Exercise description :: Quote, word for word, the line containing "Parse this screenshot: output" and all lines that follow it to the end of the records, with no pictures.

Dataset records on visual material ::
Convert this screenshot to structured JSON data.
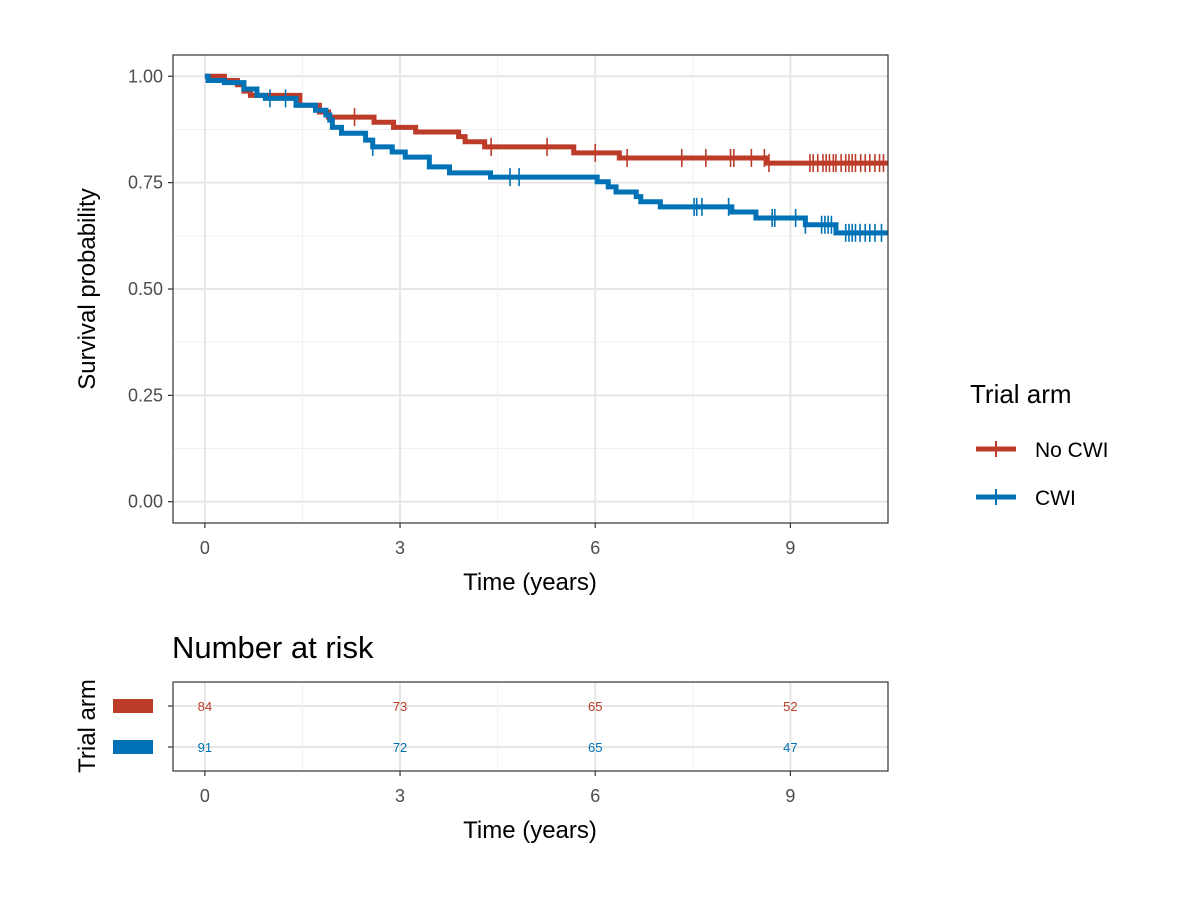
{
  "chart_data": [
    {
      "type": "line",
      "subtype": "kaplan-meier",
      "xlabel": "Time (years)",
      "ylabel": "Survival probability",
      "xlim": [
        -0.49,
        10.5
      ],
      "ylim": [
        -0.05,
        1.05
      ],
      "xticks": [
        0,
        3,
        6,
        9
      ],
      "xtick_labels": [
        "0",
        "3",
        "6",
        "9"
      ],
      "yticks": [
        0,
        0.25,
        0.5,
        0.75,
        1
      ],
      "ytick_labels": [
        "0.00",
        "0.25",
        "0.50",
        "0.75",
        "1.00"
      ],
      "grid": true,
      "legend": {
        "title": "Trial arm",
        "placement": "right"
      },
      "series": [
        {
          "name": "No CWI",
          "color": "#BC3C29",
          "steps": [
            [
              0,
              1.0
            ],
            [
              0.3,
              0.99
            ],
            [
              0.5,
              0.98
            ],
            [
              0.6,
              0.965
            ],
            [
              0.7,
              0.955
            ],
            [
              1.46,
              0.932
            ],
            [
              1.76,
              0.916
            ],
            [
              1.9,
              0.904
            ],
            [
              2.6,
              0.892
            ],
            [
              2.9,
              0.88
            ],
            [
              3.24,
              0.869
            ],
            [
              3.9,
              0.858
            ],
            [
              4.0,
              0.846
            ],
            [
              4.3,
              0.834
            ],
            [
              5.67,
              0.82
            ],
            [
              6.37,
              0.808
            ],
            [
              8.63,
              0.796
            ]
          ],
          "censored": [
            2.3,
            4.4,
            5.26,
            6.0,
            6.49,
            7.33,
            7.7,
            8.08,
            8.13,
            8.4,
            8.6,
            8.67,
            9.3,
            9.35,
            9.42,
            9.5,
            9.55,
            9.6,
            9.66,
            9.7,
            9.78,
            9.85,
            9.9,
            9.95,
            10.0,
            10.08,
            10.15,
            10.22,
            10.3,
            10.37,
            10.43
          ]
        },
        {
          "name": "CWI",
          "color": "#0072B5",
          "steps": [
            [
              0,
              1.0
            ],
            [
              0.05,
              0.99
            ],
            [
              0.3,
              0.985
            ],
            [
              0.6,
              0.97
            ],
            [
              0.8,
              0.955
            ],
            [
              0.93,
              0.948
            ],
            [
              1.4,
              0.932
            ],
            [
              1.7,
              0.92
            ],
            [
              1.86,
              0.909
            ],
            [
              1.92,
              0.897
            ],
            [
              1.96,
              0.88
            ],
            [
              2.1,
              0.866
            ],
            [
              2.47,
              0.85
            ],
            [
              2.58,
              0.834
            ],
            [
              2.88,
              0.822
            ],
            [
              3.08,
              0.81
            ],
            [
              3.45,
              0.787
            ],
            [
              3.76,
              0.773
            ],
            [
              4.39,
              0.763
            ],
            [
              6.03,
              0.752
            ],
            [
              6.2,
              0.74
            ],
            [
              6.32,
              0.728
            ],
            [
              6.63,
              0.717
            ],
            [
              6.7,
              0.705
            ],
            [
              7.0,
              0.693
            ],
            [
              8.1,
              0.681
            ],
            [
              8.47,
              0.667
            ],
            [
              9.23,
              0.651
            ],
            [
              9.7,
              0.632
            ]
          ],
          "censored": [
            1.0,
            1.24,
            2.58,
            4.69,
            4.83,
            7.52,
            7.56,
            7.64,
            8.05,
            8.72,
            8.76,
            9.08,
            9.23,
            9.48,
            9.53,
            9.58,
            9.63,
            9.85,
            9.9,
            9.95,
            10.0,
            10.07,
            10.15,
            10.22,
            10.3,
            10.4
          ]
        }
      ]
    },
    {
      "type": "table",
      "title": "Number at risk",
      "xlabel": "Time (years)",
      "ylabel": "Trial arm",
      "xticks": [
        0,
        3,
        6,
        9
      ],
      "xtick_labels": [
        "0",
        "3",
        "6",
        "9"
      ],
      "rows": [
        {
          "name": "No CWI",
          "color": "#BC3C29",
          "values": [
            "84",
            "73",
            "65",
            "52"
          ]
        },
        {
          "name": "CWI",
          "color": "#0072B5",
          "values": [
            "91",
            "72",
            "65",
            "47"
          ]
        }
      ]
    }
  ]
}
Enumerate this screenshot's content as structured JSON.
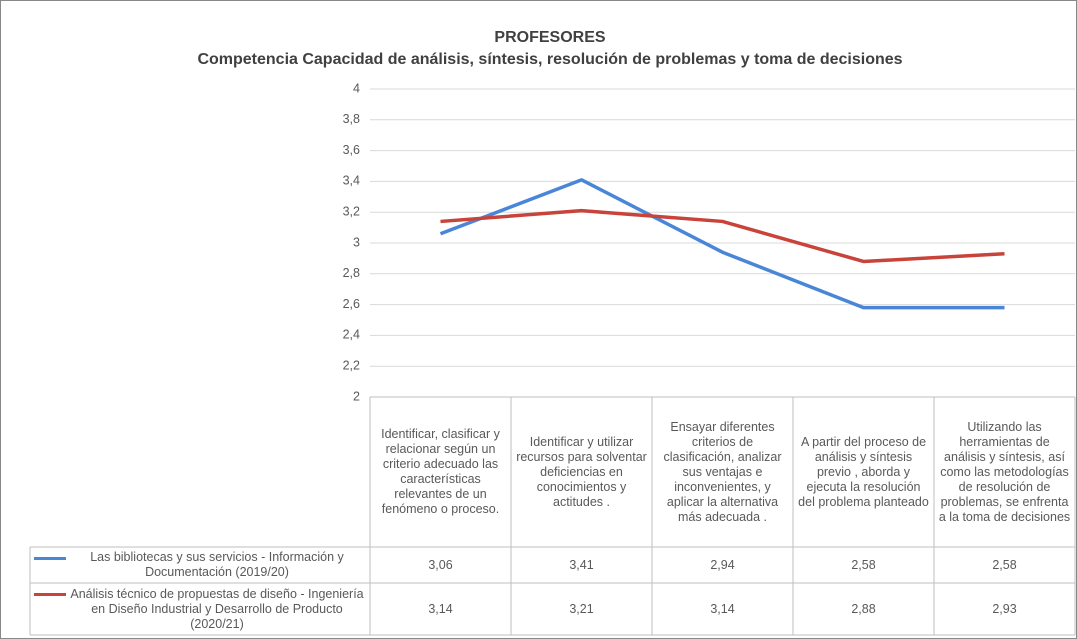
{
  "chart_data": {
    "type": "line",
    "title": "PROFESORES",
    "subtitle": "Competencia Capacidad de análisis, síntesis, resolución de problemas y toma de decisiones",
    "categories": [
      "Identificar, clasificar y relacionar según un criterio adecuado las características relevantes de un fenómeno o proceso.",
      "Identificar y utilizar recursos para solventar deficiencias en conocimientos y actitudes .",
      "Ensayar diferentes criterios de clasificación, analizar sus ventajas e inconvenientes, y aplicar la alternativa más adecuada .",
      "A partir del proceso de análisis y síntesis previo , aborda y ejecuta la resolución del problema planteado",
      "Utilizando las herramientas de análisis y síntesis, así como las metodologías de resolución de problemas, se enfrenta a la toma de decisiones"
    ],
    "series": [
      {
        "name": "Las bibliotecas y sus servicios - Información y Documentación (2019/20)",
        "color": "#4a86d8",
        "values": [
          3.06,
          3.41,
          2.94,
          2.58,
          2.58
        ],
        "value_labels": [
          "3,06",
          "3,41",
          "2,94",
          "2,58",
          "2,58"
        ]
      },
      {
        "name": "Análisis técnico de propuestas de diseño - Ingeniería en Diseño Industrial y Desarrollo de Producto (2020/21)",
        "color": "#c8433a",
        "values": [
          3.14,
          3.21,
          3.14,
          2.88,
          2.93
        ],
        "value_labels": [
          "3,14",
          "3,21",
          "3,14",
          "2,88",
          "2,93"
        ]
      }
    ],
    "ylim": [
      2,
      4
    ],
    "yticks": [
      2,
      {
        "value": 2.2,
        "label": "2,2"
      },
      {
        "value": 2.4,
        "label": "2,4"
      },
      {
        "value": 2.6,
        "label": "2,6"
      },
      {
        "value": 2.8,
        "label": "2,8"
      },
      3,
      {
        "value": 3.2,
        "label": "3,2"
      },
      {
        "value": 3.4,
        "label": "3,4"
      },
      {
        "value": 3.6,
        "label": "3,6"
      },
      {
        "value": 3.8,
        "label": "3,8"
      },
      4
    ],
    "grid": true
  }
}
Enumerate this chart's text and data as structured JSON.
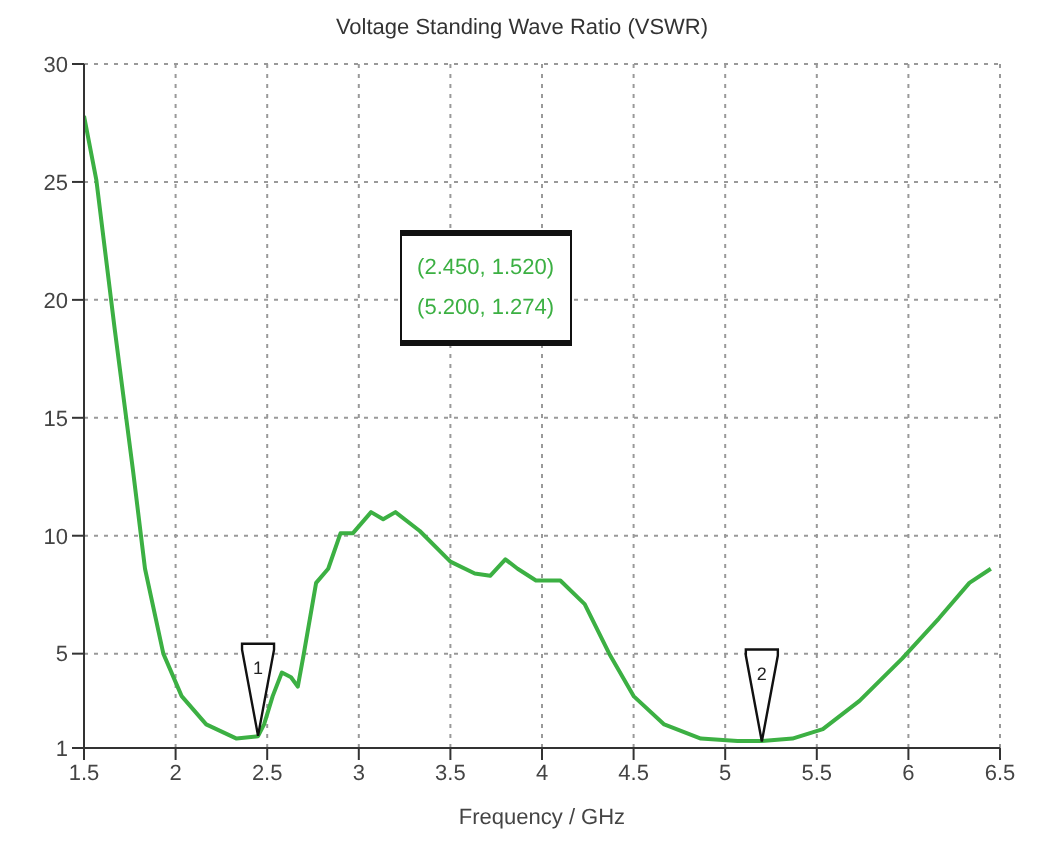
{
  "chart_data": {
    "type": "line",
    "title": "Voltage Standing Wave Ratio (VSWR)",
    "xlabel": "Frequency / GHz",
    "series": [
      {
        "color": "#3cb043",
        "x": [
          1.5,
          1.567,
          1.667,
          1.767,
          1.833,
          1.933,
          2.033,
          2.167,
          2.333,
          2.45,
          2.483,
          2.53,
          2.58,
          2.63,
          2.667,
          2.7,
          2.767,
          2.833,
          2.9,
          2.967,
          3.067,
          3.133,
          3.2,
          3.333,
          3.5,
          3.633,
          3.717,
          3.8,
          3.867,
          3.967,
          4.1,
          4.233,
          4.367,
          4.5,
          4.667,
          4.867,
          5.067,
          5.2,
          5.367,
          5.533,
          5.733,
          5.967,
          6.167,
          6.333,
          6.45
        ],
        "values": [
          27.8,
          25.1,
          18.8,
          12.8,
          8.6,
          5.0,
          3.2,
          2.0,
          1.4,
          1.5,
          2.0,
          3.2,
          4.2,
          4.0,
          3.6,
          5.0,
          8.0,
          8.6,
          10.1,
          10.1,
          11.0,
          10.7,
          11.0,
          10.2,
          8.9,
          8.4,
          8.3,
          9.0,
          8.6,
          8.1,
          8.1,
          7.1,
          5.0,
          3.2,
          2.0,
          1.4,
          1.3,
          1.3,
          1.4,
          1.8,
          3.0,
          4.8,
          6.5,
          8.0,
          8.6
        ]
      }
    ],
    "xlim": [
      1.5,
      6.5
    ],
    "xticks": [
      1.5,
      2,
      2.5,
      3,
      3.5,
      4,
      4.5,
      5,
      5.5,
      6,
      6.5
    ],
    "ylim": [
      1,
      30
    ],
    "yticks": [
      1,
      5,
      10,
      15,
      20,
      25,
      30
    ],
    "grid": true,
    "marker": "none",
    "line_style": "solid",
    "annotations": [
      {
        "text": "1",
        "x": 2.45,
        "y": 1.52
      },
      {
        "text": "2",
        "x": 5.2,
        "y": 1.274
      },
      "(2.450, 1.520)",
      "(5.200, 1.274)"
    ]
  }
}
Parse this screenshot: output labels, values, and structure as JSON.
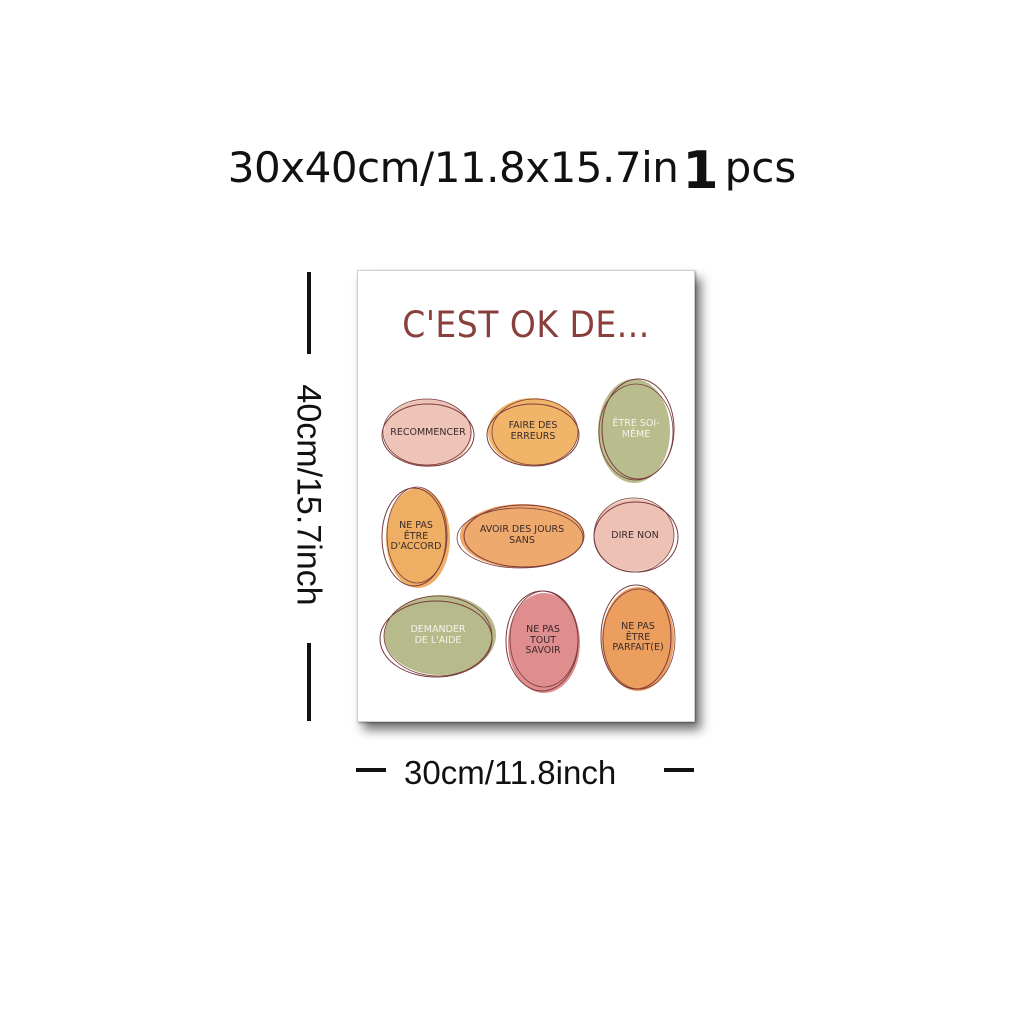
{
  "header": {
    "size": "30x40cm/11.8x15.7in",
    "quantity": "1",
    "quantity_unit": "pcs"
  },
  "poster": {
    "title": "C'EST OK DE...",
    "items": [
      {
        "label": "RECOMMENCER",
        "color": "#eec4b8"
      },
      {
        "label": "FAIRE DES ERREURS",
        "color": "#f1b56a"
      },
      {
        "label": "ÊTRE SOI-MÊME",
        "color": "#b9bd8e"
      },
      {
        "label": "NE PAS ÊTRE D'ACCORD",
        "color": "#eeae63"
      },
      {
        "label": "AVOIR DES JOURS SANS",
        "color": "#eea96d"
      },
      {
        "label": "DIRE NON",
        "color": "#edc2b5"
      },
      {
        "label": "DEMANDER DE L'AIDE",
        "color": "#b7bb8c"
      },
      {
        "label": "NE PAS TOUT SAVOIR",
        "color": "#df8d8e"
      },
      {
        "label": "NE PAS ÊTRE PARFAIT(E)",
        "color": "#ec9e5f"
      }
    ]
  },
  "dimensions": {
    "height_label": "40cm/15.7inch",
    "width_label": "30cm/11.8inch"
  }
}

Written response ::
Parse this screenshot: output labels, values, and structure as JSON.
{
  "header": {
    "size": "30x40cm/11.8x15.7in",
    "quantity": "1",
    "quantity_unit": "pcs"
  },
  "poster": {
    "title": "C'EST OK DE...",
    "items": [
      {
        "label": "RECOMMENCER",
        "color": "#eec4b8"
      },
      {
        "label": "FAIRE DES ERREURS",
        "color": "#f1b56a"
      },
      {
        "label": "ÊTRE SOI-MÊME",
        "color": "#b9bd8e"
      },
      {
        "label": "NE PAS ÊTRE D'ACCORD",
        "color": "#eeae63"
      },
      {
        "label": "AVOIR DES JOURS SANS",
        "color": "#eea96d"
      },
      {
        "label": "DIRE NON",
        "color": "#edc2b5"
      },
      {
        "label": "DEMANDER DE L'AIDE",
        "color": "#b7bb8c"
      },
      {
        "label": "NE PAS TOUT SAVOIR",
        "color": "#df8d8e"
      },
      {
        "label": "NE PAS ÊTRE PARFAIT(E)",
        "color": "#ec9e5f"
      }
    ]
  },
  "dimensions": {
    "height_label": "40cm/15.7inch",
    "width_label": "30cm/11.8inch"
  }
}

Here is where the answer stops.